WHAT THE EXERCISE ASKS: Check each line for the word "radius" and report how many have it. Give nothing else.

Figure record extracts
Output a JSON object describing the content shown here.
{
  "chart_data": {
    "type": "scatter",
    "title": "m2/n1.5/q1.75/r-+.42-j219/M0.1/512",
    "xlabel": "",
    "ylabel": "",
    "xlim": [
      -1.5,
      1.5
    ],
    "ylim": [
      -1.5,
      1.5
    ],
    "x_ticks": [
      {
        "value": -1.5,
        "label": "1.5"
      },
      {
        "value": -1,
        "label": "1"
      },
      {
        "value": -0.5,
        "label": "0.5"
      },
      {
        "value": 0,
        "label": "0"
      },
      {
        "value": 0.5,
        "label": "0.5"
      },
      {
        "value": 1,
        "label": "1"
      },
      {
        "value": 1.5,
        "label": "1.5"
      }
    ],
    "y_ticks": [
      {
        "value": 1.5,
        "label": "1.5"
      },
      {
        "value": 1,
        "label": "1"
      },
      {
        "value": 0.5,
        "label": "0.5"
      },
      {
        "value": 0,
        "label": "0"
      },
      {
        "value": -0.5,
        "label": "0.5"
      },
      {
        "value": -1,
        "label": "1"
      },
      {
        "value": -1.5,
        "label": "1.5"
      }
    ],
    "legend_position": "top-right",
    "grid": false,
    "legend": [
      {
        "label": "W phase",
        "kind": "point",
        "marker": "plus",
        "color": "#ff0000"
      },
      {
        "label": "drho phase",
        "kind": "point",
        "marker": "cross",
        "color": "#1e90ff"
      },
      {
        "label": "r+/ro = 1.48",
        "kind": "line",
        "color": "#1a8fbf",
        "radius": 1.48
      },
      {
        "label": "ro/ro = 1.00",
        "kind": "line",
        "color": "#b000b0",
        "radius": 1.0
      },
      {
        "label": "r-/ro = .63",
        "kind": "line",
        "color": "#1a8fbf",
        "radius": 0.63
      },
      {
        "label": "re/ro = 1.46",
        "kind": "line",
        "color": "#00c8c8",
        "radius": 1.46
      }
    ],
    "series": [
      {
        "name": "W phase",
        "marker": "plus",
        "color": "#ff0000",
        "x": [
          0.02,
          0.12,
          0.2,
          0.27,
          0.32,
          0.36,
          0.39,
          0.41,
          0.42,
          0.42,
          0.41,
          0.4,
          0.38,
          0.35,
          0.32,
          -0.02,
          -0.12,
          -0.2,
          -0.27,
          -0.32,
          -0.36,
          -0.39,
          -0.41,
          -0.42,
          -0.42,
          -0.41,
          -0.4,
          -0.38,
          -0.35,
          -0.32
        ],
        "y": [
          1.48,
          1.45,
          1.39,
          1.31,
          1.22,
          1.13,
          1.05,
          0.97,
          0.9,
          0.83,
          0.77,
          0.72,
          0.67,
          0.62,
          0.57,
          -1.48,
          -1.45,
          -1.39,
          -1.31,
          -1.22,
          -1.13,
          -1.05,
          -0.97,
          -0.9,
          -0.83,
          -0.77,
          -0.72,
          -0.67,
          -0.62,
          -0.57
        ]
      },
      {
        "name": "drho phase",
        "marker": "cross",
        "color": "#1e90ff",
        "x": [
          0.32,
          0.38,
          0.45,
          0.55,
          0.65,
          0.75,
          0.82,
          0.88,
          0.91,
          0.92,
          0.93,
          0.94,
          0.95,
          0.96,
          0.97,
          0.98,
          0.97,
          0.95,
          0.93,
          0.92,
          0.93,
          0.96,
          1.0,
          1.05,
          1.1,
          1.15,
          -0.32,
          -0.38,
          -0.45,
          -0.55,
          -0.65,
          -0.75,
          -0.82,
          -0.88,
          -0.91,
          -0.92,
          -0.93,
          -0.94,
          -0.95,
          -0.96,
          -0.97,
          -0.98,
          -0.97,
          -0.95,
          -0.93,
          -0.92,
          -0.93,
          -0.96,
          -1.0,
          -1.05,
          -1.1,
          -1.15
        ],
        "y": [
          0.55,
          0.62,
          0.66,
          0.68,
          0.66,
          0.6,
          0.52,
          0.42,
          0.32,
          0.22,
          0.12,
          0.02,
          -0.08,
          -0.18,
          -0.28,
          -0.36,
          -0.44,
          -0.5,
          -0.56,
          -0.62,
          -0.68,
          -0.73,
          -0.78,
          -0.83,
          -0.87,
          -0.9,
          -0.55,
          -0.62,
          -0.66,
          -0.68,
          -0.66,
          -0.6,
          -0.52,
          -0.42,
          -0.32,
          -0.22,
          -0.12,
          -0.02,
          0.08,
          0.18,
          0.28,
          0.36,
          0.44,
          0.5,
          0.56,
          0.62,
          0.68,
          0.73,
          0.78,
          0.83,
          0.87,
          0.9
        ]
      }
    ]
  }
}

PROBLEM SOLUTION: 4